Look through the data below. Collect every line where the word "cómo" occurs.

═══

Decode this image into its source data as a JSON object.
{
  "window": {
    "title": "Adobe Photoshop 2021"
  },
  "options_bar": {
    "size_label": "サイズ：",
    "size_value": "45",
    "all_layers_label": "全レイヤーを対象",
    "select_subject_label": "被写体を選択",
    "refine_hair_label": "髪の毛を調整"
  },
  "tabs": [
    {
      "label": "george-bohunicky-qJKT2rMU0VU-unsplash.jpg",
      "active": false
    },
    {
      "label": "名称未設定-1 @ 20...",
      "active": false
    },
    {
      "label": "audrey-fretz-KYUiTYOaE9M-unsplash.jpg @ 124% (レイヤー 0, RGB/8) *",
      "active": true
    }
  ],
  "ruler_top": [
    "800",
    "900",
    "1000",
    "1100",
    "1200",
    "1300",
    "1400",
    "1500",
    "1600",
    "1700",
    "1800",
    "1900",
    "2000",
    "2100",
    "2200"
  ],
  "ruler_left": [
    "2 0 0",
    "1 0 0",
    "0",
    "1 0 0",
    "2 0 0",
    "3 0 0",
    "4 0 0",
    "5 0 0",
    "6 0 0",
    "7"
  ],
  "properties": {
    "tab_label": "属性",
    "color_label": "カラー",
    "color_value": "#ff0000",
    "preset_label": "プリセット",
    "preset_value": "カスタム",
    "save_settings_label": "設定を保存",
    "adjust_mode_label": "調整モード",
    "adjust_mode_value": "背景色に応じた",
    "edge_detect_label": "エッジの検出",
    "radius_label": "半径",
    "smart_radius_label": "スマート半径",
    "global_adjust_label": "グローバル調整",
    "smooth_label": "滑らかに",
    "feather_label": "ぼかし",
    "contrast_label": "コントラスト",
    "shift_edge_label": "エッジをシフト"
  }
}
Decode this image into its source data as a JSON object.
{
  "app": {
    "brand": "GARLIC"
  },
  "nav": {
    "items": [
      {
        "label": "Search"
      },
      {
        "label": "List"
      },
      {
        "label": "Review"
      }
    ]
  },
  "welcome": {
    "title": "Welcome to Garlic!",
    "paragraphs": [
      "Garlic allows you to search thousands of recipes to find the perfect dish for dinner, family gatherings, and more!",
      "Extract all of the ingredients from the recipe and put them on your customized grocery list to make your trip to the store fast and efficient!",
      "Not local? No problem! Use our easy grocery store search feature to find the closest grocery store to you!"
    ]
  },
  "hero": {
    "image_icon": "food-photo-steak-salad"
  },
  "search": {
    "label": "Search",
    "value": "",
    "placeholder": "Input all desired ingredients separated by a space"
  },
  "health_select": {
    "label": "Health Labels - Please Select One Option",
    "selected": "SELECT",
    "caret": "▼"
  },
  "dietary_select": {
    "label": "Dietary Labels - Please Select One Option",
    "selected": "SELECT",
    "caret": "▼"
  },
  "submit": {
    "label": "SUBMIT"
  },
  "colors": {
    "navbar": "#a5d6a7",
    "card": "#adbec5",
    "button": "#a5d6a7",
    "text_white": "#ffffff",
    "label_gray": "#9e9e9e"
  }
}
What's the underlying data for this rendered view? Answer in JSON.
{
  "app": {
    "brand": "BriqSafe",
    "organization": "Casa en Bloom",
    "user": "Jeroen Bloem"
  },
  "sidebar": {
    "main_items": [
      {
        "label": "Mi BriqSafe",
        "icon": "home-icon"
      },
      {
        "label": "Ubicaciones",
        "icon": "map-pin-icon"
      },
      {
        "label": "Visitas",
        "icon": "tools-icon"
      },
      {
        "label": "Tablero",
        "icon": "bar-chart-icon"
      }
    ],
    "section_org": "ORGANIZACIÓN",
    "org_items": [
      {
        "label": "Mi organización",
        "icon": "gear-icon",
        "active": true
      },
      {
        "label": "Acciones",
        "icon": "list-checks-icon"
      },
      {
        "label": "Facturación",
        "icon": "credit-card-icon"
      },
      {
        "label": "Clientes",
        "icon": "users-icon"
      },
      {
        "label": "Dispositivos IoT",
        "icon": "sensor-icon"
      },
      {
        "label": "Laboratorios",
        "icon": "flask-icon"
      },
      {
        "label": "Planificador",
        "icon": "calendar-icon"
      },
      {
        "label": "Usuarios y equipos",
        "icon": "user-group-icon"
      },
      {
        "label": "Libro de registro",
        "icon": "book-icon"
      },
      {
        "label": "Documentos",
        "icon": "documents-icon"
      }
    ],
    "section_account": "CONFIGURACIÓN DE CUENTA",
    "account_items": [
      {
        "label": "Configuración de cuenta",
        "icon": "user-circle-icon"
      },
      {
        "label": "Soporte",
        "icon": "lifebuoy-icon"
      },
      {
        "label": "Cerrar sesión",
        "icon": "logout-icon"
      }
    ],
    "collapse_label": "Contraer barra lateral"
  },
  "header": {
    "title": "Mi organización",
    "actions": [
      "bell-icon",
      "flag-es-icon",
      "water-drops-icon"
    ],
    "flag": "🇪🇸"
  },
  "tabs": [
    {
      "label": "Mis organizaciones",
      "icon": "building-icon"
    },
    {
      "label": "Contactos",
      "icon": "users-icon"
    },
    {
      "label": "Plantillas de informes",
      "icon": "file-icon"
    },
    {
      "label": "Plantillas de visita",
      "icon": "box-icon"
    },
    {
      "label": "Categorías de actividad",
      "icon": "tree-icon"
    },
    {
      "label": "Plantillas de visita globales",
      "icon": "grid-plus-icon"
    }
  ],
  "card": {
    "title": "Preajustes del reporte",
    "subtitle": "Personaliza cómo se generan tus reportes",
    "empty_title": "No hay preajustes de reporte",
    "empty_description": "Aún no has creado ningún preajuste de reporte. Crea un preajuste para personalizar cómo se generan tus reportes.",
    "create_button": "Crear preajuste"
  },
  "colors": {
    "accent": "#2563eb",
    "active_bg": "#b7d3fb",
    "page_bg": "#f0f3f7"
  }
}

═══

Written solution -
    "subtitle": "Personaliza cómo se generan tus reportes",
    "empty_description": "Aún no has creado ningún preajuste de reporte. Crea un preajuste para personalizar cómo se generan tus reportes.",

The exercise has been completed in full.